**Goal of the exercise:**
Narrow the data below down to the lines containing "านของผ".

**Extracted entries:**

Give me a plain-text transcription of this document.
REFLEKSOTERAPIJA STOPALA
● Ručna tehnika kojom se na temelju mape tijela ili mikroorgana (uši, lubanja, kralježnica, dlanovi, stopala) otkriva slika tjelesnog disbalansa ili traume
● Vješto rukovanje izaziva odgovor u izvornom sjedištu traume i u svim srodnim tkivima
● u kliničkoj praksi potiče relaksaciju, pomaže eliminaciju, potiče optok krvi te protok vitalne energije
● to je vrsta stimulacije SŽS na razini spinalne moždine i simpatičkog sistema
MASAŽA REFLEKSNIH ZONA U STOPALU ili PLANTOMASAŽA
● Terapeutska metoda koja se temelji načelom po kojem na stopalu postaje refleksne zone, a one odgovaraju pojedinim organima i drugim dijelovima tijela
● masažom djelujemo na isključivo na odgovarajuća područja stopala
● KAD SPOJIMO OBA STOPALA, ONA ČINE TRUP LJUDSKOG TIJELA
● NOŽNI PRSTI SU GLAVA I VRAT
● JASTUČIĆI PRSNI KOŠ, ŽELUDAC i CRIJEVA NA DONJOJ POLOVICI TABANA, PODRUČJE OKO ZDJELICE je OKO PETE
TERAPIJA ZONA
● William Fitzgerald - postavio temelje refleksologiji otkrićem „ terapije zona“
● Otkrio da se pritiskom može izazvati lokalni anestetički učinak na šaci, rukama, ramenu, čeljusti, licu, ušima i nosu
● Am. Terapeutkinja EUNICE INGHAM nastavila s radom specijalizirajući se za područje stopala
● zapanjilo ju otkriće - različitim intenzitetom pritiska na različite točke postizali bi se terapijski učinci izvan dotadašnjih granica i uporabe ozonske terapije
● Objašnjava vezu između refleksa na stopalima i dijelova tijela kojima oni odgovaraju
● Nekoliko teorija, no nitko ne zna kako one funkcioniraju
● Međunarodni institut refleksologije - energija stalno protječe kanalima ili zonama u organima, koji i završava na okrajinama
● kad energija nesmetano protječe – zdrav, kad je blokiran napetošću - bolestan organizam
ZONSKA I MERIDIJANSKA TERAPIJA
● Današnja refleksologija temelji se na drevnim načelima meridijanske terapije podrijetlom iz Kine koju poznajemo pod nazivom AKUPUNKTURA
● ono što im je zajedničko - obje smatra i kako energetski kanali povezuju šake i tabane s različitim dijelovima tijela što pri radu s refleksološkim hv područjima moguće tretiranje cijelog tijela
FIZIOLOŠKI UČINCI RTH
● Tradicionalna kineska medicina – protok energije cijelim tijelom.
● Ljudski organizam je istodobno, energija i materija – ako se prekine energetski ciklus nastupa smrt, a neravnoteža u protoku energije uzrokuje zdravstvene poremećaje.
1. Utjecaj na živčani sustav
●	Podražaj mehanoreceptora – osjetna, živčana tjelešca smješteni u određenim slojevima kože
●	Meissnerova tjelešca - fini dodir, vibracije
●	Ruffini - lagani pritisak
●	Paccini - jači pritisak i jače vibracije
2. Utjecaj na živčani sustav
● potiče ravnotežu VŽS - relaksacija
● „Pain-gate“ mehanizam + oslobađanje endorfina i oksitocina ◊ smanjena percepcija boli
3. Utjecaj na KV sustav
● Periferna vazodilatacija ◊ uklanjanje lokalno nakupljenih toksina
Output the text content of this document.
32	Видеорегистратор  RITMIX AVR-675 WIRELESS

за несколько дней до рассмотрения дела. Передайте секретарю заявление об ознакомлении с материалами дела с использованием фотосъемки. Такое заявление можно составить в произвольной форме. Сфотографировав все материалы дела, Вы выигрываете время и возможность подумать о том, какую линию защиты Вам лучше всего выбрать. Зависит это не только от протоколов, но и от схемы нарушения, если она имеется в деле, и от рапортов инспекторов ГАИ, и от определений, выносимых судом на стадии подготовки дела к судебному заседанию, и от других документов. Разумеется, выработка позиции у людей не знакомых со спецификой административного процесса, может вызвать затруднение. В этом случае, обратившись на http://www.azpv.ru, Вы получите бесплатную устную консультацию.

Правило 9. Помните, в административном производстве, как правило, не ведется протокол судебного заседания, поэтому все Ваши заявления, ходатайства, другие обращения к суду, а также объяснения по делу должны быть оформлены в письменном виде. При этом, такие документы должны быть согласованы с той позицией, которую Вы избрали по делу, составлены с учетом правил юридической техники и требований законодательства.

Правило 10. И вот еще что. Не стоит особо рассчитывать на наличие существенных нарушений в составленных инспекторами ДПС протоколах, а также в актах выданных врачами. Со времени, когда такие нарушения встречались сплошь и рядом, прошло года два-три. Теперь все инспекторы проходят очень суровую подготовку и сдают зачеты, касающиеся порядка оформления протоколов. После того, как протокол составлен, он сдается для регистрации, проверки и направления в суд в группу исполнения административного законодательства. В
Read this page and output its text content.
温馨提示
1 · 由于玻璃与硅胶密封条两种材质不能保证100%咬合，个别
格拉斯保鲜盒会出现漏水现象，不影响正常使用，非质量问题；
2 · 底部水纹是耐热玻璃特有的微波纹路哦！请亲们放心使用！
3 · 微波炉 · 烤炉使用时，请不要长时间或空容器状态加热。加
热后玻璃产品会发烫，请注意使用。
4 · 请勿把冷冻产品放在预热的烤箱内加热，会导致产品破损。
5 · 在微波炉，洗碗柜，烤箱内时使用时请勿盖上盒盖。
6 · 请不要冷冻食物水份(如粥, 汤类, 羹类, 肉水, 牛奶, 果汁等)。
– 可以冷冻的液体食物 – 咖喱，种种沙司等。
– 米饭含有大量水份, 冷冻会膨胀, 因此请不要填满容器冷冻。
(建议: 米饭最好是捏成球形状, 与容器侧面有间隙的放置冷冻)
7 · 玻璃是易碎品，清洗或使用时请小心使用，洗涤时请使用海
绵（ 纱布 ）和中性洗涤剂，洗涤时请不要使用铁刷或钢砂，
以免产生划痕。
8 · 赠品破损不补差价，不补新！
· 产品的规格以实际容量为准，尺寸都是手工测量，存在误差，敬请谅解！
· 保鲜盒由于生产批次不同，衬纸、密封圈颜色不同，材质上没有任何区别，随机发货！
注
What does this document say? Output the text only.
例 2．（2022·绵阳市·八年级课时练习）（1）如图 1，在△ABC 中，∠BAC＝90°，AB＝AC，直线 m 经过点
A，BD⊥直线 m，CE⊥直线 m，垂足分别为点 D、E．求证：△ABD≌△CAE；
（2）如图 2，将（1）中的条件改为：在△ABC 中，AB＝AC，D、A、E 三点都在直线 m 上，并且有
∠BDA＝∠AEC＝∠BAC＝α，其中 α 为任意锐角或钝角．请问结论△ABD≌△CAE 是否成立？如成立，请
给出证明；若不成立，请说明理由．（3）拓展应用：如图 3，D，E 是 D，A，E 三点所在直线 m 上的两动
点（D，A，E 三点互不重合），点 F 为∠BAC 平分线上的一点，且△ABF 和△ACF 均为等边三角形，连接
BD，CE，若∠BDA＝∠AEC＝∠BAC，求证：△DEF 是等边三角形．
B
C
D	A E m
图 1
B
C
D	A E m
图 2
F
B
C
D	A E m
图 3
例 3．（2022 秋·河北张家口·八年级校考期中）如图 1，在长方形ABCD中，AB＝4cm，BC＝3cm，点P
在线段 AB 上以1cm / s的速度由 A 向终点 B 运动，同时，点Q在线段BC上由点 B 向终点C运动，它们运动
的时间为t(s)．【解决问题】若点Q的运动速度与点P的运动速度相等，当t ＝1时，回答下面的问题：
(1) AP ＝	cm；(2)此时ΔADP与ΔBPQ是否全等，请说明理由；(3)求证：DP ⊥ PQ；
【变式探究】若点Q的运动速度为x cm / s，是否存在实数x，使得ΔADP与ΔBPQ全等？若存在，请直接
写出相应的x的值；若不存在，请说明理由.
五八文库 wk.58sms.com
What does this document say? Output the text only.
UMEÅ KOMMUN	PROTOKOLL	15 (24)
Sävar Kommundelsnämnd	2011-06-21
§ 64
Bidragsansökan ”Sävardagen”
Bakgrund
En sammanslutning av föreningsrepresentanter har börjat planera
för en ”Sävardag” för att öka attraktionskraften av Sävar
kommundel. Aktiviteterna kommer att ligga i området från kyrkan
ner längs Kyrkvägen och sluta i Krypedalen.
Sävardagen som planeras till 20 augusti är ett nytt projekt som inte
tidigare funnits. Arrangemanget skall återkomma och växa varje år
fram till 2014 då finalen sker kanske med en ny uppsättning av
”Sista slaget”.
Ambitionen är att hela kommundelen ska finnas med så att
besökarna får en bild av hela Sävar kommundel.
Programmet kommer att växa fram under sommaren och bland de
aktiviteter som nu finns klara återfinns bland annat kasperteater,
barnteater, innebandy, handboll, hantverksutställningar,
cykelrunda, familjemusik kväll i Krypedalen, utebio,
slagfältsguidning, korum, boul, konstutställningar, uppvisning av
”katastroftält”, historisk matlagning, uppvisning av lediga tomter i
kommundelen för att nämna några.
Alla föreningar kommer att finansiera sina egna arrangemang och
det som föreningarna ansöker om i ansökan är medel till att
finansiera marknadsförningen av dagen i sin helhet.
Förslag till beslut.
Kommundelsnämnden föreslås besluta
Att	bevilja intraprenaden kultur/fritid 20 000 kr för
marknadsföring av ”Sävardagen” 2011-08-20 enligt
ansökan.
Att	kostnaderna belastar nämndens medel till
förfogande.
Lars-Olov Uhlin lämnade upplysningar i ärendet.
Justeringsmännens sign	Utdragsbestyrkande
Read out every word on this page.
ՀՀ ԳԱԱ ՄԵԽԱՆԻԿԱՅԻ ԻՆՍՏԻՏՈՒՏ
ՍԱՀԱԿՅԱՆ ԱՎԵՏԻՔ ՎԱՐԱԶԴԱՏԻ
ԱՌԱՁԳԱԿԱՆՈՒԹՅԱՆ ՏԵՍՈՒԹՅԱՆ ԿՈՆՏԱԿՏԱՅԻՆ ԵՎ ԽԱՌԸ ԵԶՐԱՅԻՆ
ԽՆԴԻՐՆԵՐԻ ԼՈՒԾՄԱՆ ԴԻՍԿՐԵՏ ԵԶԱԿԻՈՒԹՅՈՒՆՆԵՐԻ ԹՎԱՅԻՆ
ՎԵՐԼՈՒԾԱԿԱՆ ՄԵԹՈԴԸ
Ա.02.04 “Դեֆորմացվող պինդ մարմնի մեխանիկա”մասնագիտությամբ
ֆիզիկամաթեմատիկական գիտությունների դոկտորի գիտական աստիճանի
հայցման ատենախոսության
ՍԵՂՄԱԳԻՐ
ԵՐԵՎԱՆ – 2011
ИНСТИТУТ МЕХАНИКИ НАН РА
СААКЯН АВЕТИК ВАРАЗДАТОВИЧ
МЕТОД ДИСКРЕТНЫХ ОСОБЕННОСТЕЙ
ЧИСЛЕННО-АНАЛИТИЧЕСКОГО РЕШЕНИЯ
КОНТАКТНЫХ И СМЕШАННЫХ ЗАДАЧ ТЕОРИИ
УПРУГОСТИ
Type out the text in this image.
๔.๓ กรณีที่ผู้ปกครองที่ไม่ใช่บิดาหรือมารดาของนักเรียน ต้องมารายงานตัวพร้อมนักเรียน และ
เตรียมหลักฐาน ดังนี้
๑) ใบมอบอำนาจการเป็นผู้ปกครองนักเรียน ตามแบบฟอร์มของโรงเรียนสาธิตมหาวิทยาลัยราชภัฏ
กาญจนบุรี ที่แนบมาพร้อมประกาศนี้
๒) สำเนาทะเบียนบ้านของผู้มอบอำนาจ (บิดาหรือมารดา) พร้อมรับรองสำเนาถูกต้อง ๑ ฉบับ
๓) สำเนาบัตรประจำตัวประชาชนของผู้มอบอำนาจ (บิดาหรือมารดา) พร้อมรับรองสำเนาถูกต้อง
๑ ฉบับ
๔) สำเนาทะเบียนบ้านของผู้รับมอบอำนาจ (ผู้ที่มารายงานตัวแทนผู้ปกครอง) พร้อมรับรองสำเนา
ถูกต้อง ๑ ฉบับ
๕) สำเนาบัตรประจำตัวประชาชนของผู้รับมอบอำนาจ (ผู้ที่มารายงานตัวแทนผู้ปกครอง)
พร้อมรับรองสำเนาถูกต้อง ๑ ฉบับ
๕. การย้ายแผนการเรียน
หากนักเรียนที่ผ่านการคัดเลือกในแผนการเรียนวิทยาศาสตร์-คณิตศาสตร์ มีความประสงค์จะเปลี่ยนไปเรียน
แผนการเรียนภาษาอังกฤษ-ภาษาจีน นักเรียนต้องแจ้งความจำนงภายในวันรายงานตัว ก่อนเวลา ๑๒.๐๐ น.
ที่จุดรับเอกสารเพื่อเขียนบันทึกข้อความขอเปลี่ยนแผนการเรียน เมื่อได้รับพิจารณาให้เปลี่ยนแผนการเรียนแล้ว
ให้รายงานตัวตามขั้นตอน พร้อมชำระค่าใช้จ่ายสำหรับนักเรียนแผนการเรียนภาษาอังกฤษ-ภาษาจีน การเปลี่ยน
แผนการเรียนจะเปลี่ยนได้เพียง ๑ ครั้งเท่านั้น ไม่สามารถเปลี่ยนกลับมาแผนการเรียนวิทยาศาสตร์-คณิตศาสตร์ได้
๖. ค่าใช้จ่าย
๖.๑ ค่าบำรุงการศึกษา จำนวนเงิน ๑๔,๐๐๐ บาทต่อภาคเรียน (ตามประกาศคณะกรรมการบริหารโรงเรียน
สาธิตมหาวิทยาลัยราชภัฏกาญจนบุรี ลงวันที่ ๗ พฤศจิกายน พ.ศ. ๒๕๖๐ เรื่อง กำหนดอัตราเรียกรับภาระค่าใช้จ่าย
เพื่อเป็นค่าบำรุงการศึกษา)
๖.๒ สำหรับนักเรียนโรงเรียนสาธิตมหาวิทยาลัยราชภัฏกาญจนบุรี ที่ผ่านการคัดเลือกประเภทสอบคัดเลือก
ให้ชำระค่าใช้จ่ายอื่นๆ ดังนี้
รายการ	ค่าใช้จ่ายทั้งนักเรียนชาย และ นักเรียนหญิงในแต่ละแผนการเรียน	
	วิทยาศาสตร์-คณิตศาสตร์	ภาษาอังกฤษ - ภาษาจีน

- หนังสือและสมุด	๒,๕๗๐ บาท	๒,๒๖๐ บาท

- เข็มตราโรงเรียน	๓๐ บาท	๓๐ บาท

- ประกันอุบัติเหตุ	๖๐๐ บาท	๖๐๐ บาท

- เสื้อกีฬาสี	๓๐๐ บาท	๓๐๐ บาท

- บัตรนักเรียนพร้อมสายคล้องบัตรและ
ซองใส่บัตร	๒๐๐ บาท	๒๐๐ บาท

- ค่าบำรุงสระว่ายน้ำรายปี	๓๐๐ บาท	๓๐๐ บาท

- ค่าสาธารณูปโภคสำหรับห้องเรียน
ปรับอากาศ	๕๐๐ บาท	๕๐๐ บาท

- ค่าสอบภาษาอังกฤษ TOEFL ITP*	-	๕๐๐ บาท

**The reply:**
๒) สำเนาทะเบียนบ้านของผู้มอบอำนาจ (บิดาหรือมารดา) พร้อมรับรองสำเนาถูกต้อง ๑ ฉบับ
๔) สำเนาทะเบียนบ้านของผู้รับมอบอำนาจ (ผู้ที่มารายงานตัวแทนผู้ปกครอง) พร้อมรับรองสำเนา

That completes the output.